REQUIRED TASK ▸
Give the listing again in full, exactly as written.

DATA EXCERPTS ▸
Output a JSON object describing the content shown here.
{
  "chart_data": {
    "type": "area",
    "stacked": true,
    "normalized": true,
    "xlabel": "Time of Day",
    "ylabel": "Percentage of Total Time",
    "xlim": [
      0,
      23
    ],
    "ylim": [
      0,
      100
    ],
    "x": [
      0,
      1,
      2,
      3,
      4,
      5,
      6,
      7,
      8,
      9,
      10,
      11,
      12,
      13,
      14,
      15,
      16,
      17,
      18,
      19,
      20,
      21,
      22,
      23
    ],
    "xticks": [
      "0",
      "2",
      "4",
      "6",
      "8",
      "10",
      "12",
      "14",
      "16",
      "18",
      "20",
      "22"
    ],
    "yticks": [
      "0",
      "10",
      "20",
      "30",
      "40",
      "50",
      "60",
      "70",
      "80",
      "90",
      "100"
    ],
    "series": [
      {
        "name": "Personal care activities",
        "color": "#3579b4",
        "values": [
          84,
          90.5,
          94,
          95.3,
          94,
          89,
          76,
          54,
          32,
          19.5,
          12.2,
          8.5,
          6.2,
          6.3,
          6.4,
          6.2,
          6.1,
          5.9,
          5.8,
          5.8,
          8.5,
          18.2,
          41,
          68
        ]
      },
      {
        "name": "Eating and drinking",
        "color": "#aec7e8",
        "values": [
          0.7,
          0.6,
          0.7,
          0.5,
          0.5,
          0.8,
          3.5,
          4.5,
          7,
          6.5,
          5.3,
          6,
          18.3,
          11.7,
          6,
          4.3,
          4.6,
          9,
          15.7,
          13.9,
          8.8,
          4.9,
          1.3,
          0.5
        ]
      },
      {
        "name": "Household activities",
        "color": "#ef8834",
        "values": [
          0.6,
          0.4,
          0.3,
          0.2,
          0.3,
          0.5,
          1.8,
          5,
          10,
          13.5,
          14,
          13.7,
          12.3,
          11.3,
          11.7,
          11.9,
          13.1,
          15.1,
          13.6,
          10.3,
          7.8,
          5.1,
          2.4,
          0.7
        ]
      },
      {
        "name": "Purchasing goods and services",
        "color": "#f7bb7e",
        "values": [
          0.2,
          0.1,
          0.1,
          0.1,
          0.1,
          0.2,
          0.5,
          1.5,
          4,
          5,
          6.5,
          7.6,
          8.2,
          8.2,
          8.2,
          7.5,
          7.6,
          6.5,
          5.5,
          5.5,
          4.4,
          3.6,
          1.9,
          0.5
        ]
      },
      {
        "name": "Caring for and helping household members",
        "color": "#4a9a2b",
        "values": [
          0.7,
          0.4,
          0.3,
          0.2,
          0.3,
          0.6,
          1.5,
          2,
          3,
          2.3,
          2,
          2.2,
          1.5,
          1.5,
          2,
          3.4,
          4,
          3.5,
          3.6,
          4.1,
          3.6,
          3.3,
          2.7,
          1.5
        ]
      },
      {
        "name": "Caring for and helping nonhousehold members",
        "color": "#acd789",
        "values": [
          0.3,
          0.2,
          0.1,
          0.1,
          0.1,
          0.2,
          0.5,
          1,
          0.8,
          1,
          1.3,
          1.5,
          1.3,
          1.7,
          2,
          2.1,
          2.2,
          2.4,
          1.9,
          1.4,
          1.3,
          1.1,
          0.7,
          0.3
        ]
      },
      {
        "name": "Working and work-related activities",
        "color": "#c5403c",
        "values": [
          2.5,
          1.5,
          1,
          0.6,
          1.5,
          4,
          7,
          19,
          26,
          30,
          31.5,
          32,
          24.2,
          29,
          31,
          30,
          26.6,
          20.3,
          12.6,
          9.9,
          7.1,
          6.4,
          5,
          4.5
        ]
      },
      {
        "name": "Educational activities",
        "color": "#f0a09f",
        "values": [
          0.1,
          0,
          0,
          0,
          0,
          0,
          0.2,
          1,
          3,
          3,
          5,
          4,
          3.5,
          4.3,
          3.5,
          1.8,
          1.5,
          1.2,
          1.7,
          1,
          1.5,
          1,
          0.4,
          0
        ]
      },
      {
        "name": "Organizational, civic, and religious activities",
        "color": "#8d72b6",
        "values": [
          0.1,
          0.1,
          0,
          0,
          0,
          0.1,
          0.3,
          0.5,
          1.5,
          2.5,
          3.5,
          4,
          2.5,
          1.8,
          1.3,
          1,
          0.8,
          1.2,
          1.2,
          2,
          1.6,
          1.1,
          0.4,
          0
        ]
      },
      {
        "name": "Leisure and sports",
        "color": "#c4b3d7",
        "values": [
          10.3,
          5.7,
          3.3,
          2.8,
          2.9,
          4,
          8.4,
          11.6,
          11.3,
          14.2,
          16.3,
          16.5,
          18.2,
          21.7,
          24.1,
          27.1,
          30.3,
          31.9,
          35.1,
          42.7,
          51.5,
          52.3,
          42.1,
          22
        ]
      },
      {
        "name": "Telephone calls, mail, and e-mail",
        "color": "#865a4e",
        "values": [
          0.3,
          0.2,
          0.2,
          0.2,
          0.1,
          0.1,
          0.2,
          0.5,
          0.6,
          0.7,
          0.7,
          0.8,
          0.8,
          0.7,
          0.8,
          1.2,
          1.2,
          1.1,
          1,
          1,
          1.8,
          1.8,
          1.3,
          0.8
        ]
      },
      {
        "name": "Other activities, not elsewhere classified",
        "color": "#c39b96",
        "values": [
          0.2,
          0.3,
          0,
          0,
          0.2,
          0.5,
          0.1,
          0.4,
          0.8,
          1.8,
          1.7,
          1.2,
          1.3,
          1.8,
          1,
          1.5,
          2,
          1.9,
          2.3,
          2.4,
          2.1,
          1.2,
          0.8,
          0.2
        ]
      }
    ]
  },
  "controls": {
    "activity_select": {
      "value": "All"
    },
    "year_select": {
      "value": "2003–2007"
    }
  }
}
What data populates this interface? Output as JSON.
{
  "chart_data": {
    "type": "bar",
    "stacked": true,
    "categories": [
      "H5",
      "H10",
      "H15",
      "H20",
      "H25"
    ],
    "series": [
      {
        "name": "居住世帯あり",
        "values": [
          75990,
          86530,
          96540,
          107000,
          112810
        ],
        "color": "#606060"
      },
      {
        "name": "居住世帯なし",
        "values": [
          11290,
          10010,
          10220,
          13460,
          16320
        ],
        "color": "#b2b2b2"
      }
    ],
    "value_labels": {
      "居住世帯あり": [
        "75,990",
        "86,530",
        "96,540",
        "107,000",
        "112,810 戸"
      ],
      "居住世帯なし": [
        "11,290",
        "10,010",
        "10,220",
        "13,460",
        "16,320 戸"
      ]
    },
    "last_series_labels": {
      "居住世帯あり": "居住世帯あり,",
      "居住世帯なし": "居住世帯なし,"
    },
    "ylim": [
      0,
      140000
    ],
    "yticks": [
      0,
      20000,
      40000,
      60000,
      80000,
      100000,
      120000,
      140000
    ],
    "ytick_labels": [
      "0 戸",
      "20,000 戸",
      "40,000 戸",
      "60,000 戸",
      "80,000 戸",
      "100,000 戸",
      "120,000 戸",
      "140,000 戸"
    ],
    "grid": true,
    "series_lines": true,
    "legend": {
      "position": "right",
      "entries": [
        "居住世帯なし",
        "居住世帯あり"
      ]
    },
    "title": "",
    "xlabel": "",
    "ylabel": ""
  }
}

WRITTEN SOLUTION ▸
Output a JSON object describing the content shown here.
{
  "chart_data": {
    "type": "area",
    "stacked": true,
    "normalized": true,
    "xlabel": "Time of Day",
    "ylabel": "Percentage of Total Time",
    "xlim": [
      0,
      23
    ],
    "ylim": [
      0,
      100
    ],
    "x": [
      0,
      1,
      2,
      3,
      4,
      5,
      6,
      7,
      8,
      9,
      10,
      11,
      12,
      13,
      14,
      15,
      16,
      17,
      18,
      19,
      20,
      21,
      22,
      23
    ],
    "xticks": [
      "0",
      "2",
      "4",
      "6",
      "8",
      "10",
      "12",
      "14",
      "16",
      "18",
      "20",
      "22"
    ],
    "yticks": [
      "0",
      "10",
      "20",
      "30",
      "40",
      "50",
      "60",
      "70",
      "80",
      "90",
      "100"
    ],
    "series": [
      {
        "name": "Personal care activities",
        "color": "#3579b4",
        "values": [
          84,
          90.5,
          94,
          95.3,
          94,
          89,
          76,
          54,
          32,
          19.5,
          12.2,
          8.5,
          6.2,
          6.3,
          6.4,
          6.2,
          6.1,
          5.9,
          5.8,
          5.8,
          8.5,
          18.2,
          41,
          68
        ]
      },
      {
        "name": "Eating and drinking",
        "color": "#aec7e8",
        "values": [
          0.7,
          0.6,
          0.7,
          0.5,
          0.5,
          0.8,
          3.5,
          4.5,
          7,
          6.5,
          5.3,
          6,
          18.3,
          11.7,
          6,
          4.3,
          4.6,
          9,
          15.7,
          13.9,
          8.8,
          4.9,
          1.3,
          0.5
        ]
      },
      {
        "name": "Household activities",
        "color": "#ef8834",
        "values": [
          0.6,
          0.4,
          0.3,
          0.2,
          0.3,
          0.5,
          1.8,
          5,
          10,
          13.5,
          14,
          13.7,
          12.3,
          11.3,
          11.7,
          11.9,
          13.1,
          15.1,
          13.6,
          10.3,
          7.8,
          5.1,
          2.4,
          0.7
        ]
      },
      {
        "name": "Purchasing goods and services",
        "color": "#f7bb7e",
        "values": [
          0.2,
          0.1,
          0.1,
          0.1,
          0.1,
          0.2,
          0.5,
          1.5,
          4,
          5,
          6.5,
          7.6,
          8.2,
          8.2,
          8.2,
          7.5,
          7.6,
          6.5,
          5.5,
          5.5,
          4.4,
          3.6,
          1.9,
          0.5
        ]
      },
      {
        "name": "Caring for and helping household members",
        "color": "#4a9a2b",
        "values": [
          0.7,
          0.4,
          0.3,
          0.2,
          0.3,
          0.6,
          1.5,
          2,
          3,
          2.3,
          2,
          2.2,
          1.5,
          1.5,
          2,
          3.4,
          4,
          3.5,
          3.6,
          4.1,
          3.6,
          3.3,
          2.7,
          1.5
        ]
      },
      {
        "name": "Caring for and helping nonhousehold members",
        "color": "#acd789",
        "values": [
          0.3,
          0.2,
          0.1,
          0.1,
          0.1,
          0.2,
          0.5,
          1,
          0.8,
          1,
          1.3,
          1.5,
          1.3,
          1.7,
          2,
          2.1,
          2.2,
          2.4,
          1.9,
          1.4,
          1.3,
          1.1,
          0.7,
          0.3
        ]
      },
      {
        "name": "Working and work-related activities",
        "color": "#c5403c",
        "values": [
          2.5,
          1.5,
          1,
          0.6,
          1.5,
          4,
          7,
          19,
          26,
          30,
          31.5,
          32,
          24.2,
          29,
          31,
          30,
          26.6,
          20.3,
          12.6,
          9.9,
          7.1,
          6.4,
          5,
          4.5
        ]
      },
      {
        "name": "Educational activities",
        "color": "#f0a09f",
        "values": [
          0.1,
          0,
          0,
          0,
          0,
          0,
          0.2,
          1,
          3,
          3,
          5,
          4,
          3.5,
          4.3,
          3.5,
          1.8,
          1.5,
          1.2,
          1.7,
          1,
          1.5,
          1,
          0.4,
          0
        ]
      },
      {
        "name": "Organizational, civic, and religious activities",
        "color": "#8d72b6",
        "values": [
          0.1,
          0.1,
          0,
          0,
          0,
          0.1,
          0.3,
          0.5,
          1.5,
          2.5,
          3.5,
          4,
          2.5,
          1.8,
          1.3,
          1,
          0.8,
          1.2,
          1.2,
          2,
          1.6,
          1.1,
          0.4,
          0
        ]
      },
      {
        "name": "Leisure and sports",
        "color": "#c4b3d7",
        "values": [
          10.3,
          5.7,
          3.3,
          2.8,
          2.9,
          4,
          8.4,
          11.6,
          11.3,
          14.2,
          16.3,
          16.5,
          18.2,
          21.7,
          24.1,
          27.1,
          30.3,
          31.9,
          35.1,
          42.7,
          51.5,
          52.3,
          42.1,
          22
        ]
      },
      {
        "name": "Telephone calls, mail, and e-mail",
        "color": "#865a4e",
        "values": [
          0.3,
          0.2,
          0.2,
          0.2,
          0.1,
          0.1,
          0.2,
          0.5,
          0.6,
          0.7,
          0.7,
          0.8,
          0.8,
          0.7,
          0.8,
          1.2,
          1.2,
          1.1,
          1,
          1,
          1.8,
          1.8,
          1.3,
          0.8
        ]
      },
      {
        "name": "Other activities, not elsewhere classified",
        "color": "#c39b96",
        "values": [
          0.2,
          0.3,
          0,
          0,
          0.2,
          0.5,
          0.1,
          0.4,
          0.8,
          1.8,
          1.7,
          1.2,
          1.3,
          1.8,
          1,
          1.5,
          2,
          1.9,
          2.3,
          2.4,
          2.1,
          1.2,
          0.8,
          0.2
        ]
      }
    ]
  },
  "controls": {
    "activity_select": {
      "value": "All"
    },
    "year_select": {
      "value": "2003–2007"
    }
  }
}
What data populates this interface? Output as JSON.
{
  "chart_data": {
    "type": "bar",
    "stacked": true,
    "categories": [
      "H5",
      "H10",
      "H15",
      "H20",
      "H25"
    ],
    "series": [
      {
        "name": "居住世帯あり",
        "values": [
          75990,
          86530,
          96540,
          107000,
          112810
        ],
        "color": "#606060"
      },
      {
        "name": "居住世帯なし",
        "values": [
          11290,
          10010,
          10220,
          13460,
          16320
        ],
        "color": "#b2b2b2"
      }
    ],
    "value_labels": {
      "居住世帯あり": [
        "75,990",
        "86,530",
        "96,540",
        "107,000",
        "112,810 戸"
      ],
      "居住世帯なし": [
        "11,290",
        "10,010",
        "10,220",
        "13,460",
        "16,320 戸"
      ]
    },
    "last_series_labels": {
      "居住世帯あり": "居住世帯あり,",
      "居住世帯なし": "居住世帯なし,"
    },
    "ylim": [
      0,
      140000
    ],
    "yticks": [
      0,
      20000,
      40000,
      60000,
      80000,
      100000,
      120000,
      140000
    ],
    "ytick_labels": [
      "0 戸",
      "20,000 戸",
      "40,000 戸",
      "60,000 戸",
      "80,000 戸",
      "100,000 戸",
      "120,000 戸",
      "140,000 戸"
    ],
    "grid": true,
    "series_lines": true,
    "legend": {
      "position": "right",
      "entries": [
        "居住世帯なし",
        "居住世帯あり"
      ]
    },
    "title": "",
    "xlabel": "",
    "ylabel": ""
  }
}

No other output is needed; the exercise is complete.